[Excerpt from a dataset]
......
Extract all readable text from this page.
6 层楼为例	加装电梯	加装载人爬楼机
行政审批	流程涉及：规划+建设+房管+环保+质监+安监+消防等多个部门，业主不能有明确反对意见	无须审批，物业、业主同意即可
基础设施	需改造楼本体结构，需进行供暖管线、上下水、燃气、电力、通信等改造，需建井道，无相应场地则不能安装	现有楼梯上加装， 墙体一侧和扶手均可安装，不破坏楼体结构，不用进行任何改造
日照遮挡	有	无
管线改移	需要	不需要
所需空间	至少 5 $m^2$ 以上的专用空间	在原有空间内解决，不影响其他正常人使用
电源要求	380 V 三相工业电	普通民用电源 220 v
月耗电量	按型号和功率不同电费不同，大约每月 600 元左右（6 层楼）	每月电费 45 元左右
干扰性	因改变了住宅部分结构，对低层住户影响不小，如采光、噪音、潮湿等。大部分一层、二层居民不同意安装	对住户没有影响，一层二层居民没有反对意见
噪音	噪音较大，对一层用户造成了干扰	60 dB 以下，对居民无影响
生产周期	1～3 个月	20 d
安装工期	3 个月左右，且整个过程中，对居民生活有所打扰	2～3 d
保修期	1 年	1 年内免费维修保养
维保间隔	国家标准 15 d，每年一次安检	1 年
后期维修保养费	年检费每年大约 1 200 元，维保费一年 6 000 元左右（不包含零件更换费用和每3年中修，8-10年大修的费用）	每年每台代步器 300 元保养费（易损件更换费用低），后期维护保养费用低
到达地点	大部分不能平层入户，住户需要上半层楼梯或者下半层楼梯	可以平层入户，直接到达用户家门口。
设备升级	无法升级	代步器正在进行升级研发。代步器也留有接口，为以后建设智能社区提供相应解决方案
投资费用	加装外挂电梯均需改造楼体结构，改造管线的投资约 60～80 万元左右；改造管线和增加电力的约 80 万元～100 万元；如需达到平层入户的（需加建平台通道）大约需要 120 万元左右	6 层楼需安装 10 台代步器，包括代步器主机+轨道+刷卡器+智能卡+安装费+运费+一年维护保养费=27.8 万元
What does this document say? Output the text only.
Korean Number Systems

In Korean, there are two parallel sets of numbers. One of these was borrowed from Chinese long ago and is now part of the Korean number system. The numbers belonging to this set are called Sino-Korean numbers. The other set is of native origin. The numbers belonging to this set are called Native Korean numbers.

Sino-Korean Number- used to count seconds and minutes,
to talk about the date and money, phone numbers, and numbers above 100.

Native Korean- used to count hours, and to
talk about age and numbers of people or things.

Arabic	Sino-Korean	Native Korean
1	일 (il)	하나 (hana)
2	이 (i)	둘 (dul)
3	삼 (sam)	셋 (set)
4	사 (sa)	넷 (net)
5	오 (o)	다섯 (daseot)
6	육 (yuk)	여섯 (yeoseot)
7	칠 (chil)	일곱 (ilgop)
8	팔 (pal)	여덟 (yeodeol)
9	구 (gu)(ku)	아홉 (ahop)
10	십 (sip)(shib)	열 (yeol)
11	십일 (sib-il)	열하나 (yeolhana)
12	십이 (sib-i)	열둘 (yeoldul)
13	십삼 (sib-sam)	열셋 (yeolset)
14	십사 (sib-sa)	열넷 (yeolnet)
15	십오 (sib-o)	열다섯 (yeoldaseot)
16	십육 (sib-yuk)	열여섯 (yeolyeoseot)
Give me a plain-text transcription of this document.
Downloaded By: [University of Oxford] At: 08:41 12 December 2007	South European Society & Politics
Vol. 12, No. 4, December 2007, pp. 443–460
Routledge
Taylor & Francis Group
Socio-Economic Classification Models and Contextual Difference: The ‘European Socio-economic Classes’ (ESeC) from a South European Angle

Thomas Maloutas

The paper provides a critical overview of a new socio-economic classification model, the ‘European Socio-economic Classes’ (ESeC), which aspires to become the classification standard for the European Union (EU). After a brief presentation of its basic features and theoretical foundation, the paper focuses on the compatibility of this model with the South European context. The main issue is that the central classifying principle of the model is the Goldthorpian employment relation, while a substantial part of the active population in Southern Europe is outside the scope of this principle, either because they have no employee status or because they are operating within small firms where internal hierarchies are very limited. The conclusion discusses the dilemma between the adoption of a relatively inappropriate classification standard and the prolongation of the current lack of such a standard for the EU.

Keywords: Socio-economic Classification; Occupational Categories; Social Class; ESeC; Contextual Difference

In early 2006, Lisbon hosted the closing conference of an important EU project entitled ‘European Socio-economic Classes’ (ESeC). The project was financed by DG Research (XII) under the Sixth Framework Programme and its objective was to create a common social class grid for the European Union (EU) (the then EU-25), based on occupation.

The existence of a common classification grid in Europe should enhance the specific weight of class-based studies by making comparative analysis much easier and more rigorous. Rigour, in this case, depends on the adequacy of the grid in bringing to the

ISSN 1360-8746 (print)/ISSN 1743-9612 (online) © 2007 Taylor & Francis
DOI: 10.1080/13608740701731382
......
What to do: Where does the word "talk" appear in the listing? List each line that holds it.

Answer below:
to talk about the date and money, phone numbers, and numbers above 100.
talk about age and numbers of people or things.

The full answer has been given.